** Start EXERCISE INPUT **

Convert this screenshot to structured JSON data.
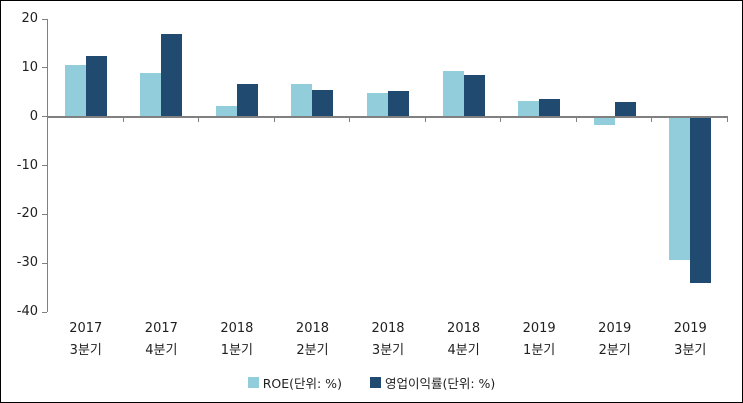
{
  "chart_data": {
    "type": "bar",
    "title": "",
    "categories": [
      "2017\n3분기",
      "2017\n4분기",
      "2018\n1분기",
      "2018\n2분기",
      "2018\n3분기",
      "2018\n4분기",
      "2019\n1분기",
      "2019\n2분기",
      "2019\n3분기"
    ],
    "series": [
      {
        "name": "ROE(단위: %)",
        "color": "#92CDDC",
        "values": [
          10.5,
          8.9,
          2.2,
          6.6,
          4.8,
          9.3,
          3.2,
          -1.8,
          -29.3
        ]
      },
      {
        "name": "영업이익률(단위: %)",
        "color": "#214A70",
        "values": [
          12.5,
          17.0,
          6.7,
          5.4,
          5.2,
          8.6,
          3.6,
          3.0,
          -34.0
        ]
      }
    ],
    "xlabel": "",
    "ylabel": "",
    "ylim": [
      -40,
      20
    ],
    "yticks": [
      20,
      10,
      0,
      -10,
      -20,
      -30,
      -40
    ],
    "legend_position": "bottom",
    "grid": false,
    "axis_color": "#808080",
    "text_color": "#1f1f1f",
    "background_color": "#FFFFFF",
    "border_color": "#000000"
  }
}
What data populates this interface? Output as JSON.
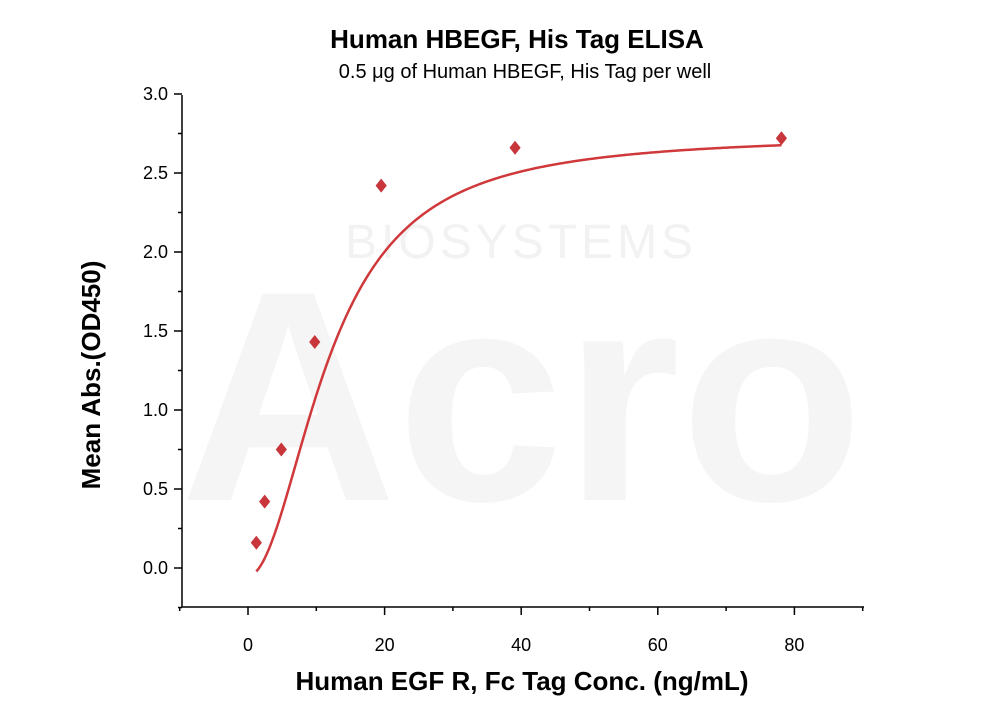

** End EXERCISE INPUT **

_WHAT TO PRODUCE_. Your task is to repeat the data above exactly while excluding the pictures.

_SOLUTION FOR THIS PROBLEM_.
Convert this screenshot to structured JSON data.
{
  "chart_data": {
    "type": "bar",
    "title": "",
    "categories": [
      "2017\n3분기",
      "2017\n4분기",
      "2018\n1분기",
      "2018\n2분기",
      "2018\n3분기",
      "2018\n4분기",
      "2019\n1분기",
      "2019\n2분기",
      "2019\n3분기"
    ],
    "series": [
      {
        "name": "ROE(단위: %)",
        "color": "#92CDDC",
        "values": [
          10.5,
          8.9,
          2.2,
          6.6,
          4.8,
          9.3,
          3.2,
          -1.8,
          -29.3
        ]
      },
      {
        "name": "영업이익률(단위: %)",
        "color": "#214A70",
        "values": [
          12.5,
          17.0,
          6.7,
          5.4,
          5.2,
          8.6,
          3.6,
          3.0,
          -34.0
        ]
      }
    ],
    "xlabel": "",
    "ylabel": "",
    "ylim": [
      -40,
      20
    ],
    "yticks": [
      20,
      10,
      0,
      -10,
      -20,
      -30,
      -40
    ],
    "legend_position": "bottom",
    "grid": false,
    "axis_color": "#808080",
    "text_color": "#1f1f1f",
    "background_color": "#FFFFFF",
    "border_color": "#000000"
  }
}
What data populates this interface? Output as JSON.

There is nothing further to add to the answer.